## SET EXERCISE
Take every line from the listing below that includes "Venda" and copy it.

[A block of data]
────────────────

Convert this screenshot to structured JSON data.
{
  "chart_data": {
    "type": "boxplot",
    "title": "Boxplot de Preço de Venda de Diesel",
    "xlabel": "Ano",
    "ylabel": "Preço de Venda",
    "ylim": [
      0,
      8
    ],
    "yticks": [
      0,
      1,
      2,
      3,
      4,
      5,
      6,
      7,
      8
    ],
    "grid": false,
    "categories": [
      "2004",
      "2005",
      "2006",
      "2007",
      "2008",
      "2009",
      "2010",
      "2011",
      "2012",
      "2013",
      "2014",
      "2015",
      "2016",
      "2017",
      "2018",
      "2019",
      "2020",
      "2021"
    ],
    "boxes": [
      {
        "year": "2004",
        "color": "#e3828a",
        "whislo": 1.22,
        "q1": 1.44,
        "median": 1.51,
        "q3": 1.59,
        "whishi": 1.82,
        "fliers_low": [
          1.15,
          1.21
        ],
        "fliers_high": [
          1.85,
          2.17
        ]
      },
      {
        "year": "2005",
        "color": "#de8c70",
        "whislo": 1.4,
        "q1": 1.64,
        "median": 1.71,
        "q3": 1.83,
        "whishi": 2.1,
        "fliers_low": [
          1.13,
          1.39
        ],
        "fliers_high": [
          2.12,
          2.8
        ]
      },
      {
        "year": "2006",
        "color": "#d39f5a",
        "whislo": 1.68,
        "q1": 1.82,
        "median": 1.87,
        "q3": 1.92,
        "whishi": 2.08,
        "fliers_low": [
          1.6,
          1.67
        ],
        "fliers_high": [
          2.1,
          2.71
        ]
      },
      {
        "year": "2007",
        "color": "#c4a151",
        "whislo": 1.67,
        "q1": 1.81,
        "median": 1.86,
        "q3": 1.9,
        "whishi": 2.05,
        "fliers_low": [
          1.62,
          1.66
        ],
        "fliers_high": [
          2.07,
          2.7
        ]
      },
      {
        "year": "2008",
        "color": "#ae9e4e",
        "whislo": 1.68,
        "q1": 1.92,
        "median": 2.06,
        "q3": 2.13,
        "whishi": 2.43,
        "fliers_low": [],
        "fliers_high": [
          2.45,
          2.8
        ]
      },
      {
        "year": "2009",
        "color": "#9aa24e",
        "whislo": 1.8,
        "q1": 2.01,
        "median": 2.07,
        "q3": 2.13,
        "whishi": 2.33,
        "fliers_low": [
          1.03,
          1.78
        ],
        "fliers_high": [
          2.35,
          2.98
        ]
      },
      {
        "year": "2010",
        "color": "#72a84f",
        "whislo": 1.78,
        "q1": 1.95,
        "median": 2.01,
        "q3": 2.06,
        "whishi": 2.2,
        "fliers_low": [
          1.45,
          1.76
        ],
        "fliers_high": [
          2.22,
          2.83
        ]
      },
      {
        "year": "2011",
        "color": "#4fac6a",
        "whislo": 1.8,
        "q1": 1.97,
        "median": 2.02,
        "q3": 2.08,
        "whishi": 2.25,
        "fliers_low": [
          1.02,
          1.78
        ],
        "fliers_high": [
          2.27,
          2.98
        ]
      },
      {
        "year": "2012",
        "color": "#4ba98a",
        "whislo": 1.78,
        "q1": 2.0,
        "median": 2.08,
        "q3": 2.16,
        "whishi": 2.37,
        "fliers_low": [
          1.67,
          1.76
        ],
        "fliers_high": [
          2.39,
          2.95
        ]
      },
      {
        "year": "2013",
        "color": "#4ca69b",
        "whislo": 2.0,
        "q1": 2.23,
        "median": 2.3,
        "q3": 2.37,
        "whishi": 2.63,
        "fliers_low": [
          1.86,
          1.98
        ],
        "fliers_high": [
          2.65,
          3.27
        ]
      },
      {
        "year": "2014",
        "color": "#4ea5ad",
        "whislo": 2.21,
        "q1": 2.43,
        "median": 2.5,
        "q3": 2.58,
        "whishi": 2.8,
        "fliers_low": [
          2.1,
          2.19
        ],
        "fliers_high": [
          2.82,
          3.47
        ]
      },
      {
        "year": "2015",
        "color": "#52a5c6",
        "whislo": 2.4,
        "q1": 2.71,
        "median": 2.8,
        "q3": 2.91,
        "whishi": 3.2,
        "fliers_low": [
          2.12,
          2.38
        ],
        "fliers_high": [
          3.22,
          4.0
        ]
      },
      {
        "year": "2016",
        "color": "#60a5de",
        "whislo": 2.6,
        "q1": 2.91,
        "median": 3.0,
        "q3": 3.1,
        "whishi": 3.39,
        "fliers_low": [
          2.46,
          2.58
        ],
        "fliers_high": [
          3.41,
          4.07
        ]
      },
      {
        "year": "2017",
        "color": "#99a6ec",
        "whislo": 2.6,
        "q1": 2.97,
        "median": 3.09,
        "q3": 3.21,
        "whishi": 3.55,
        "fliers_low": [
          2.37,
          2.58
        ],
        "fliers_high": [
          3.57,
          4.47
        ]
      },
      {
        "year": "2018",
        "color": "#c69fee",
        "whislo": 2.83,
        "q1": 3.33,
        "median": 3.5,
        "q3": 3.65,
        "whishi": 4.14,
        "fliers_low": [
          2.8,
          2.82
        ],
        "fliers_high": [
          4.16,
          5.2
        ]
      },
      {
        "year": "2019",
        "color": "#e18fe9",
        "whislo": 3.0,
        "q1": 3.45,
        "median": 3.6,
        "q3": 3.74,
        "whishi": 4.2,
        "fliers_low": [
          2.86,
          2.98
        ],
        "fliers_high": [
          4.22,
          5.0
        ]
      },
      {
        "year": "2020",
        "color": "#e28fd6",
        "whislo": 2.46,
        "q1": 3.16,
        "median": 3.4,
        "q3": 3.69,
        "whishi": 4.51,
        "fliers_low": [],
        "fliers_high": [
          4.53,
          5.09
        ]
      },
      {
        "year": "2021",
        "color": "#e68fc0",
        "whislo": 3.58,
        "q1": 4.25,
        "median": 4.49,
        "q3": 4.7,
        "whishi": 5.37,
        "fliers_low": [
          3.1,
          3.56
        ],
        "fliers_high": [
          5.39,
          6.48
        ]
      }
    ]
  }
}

────────────────

## PROBLEM SOLUTION
    "title": "Boxplot de Preço de Venda de Diesel",
    "ylabel": "Preço de Venda",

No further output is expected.